### JOB
What is the number of lines in the entries that include the word "уровня"? Respond with the number only.

### SUPPLIED ENTRIES
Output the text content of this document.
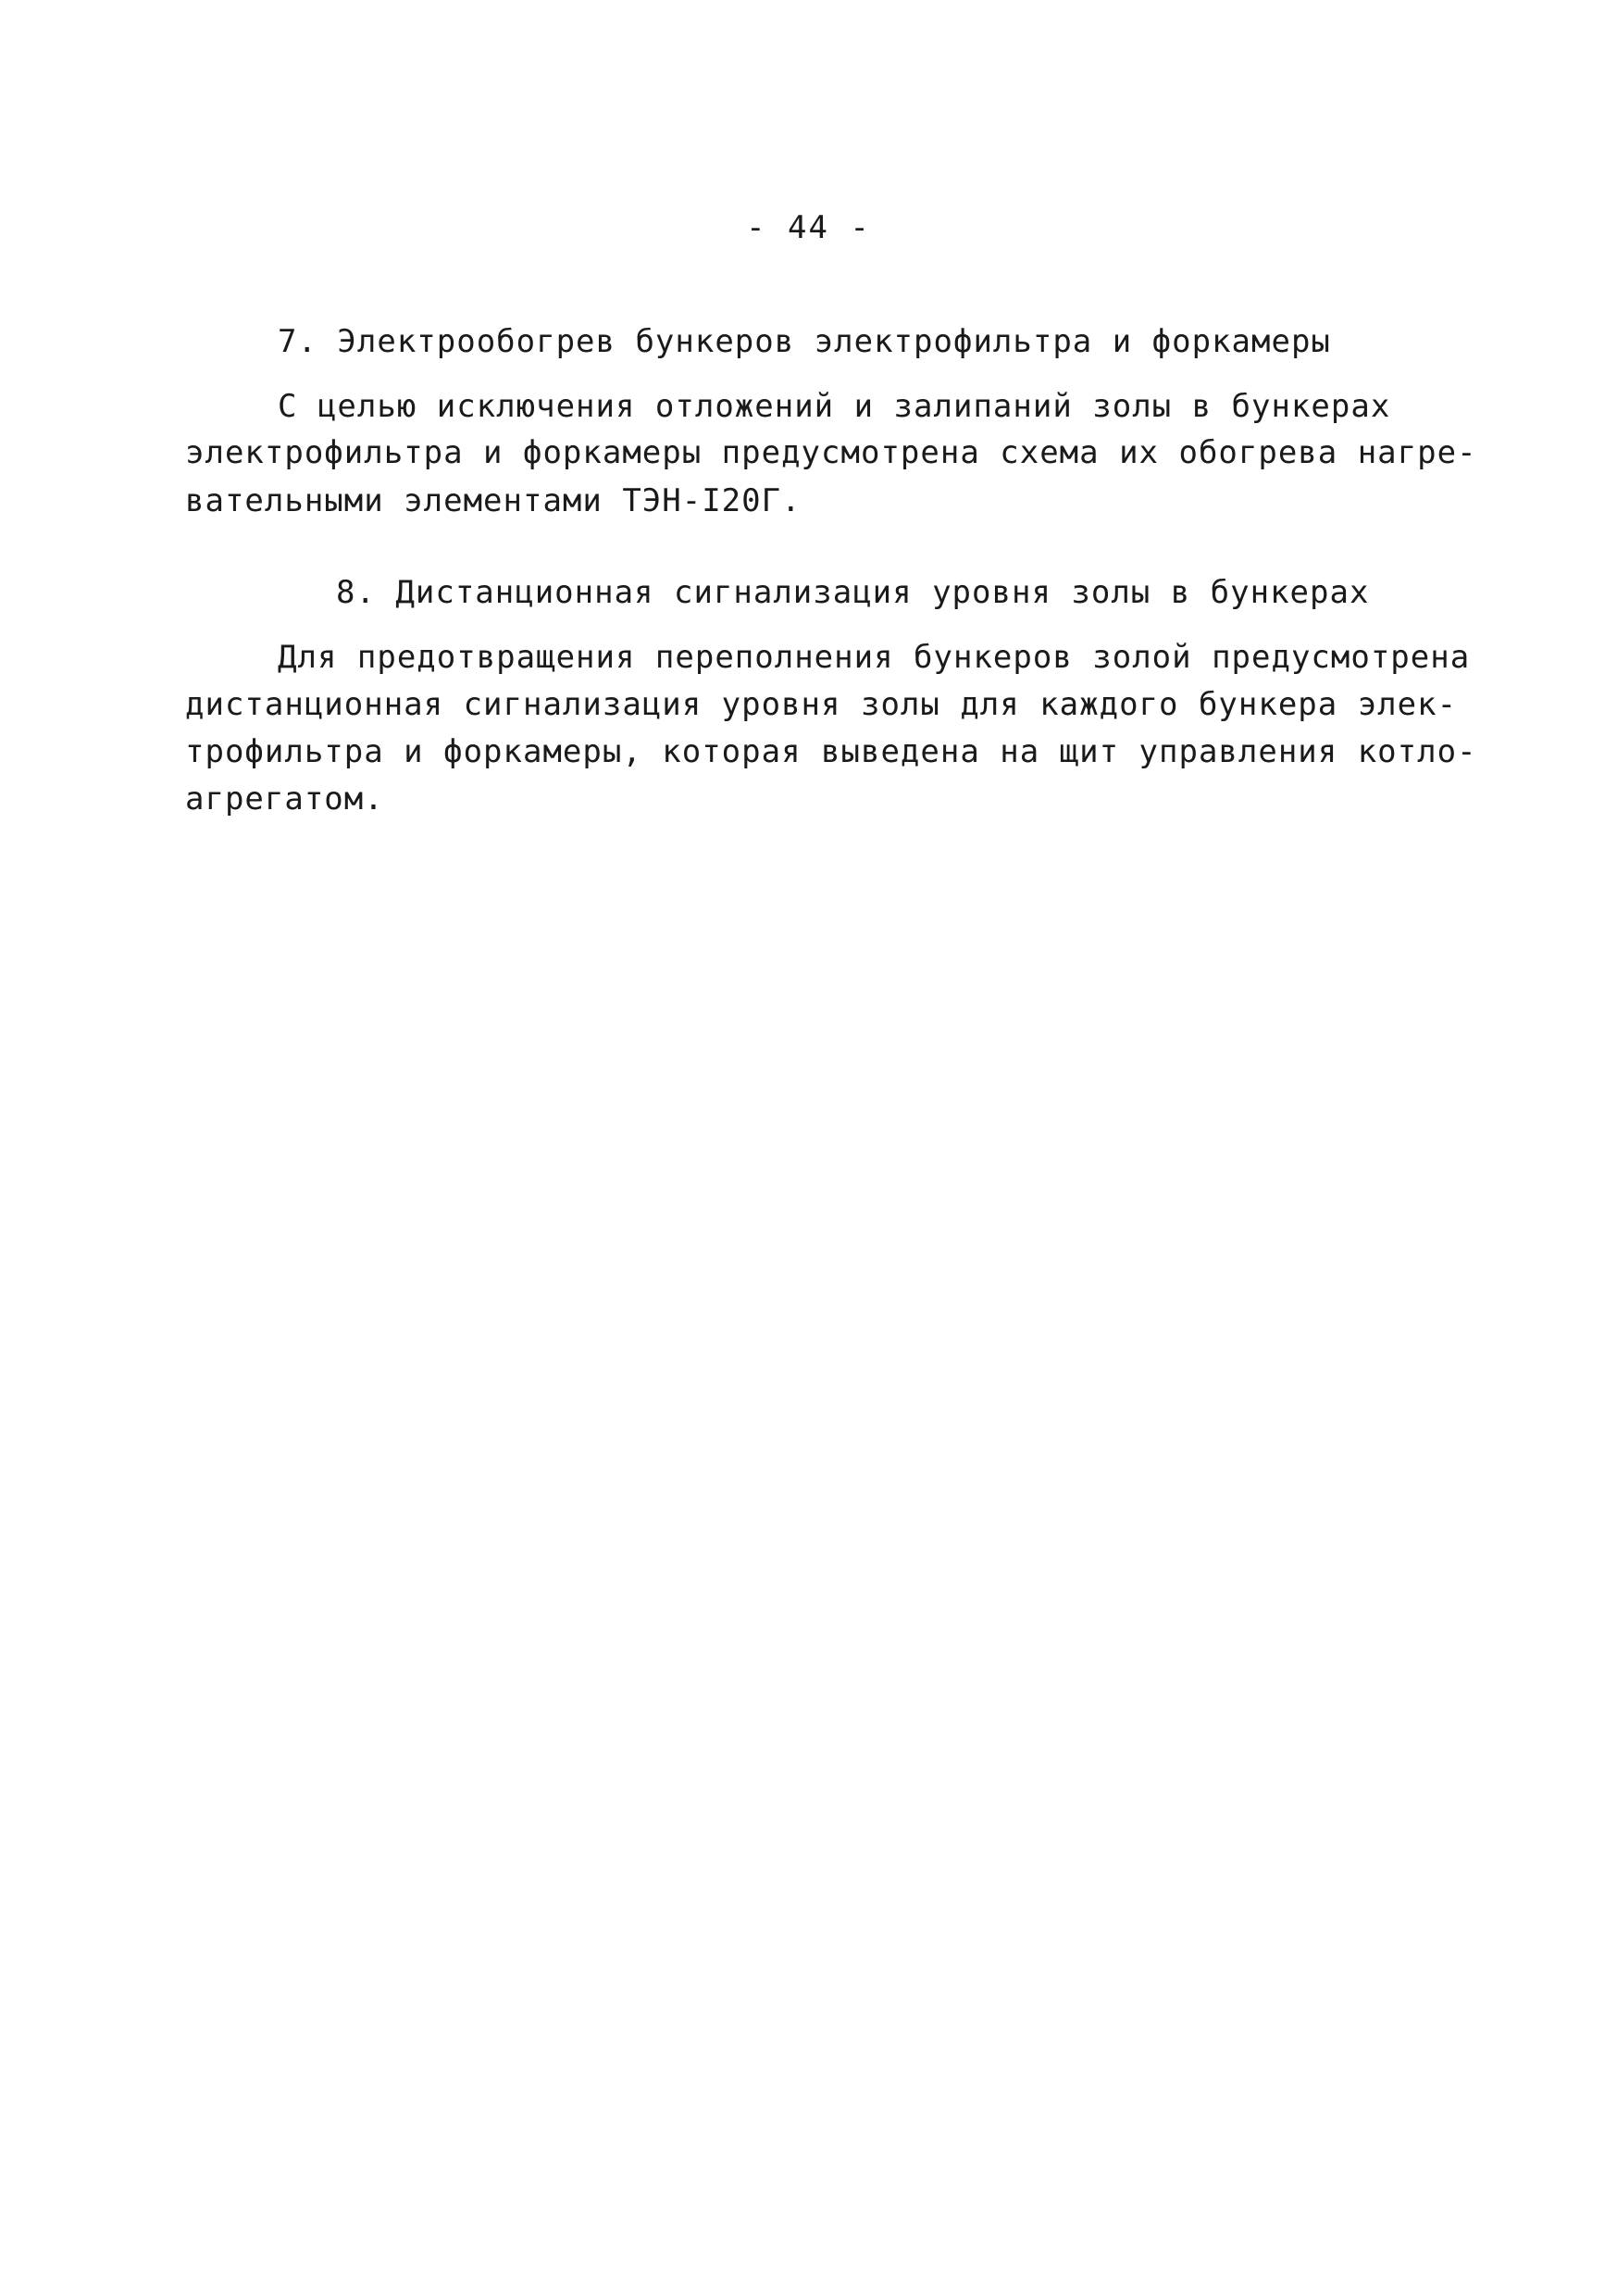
- 44 -
7. Электрообогрев бункеров электрофильтра и форкамеры
С целью исключения отложений и залипаний золы в бункерах
электрофильтра и форкамеры предусмотрена схема их обогрева нагре-
вательными элементами ТЭН-I20Г.
8. Дистанционная сигнализация уровня золы в бункерах
Для предотвращения переполнения бункеров золой предусмотрена
дистанционная сигнализация уровня золы для каждого бункера элек-
трофильтра и форкамеры, которая выведена на щит управления котло-
агрегатом.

### EXERCISE RESULT
2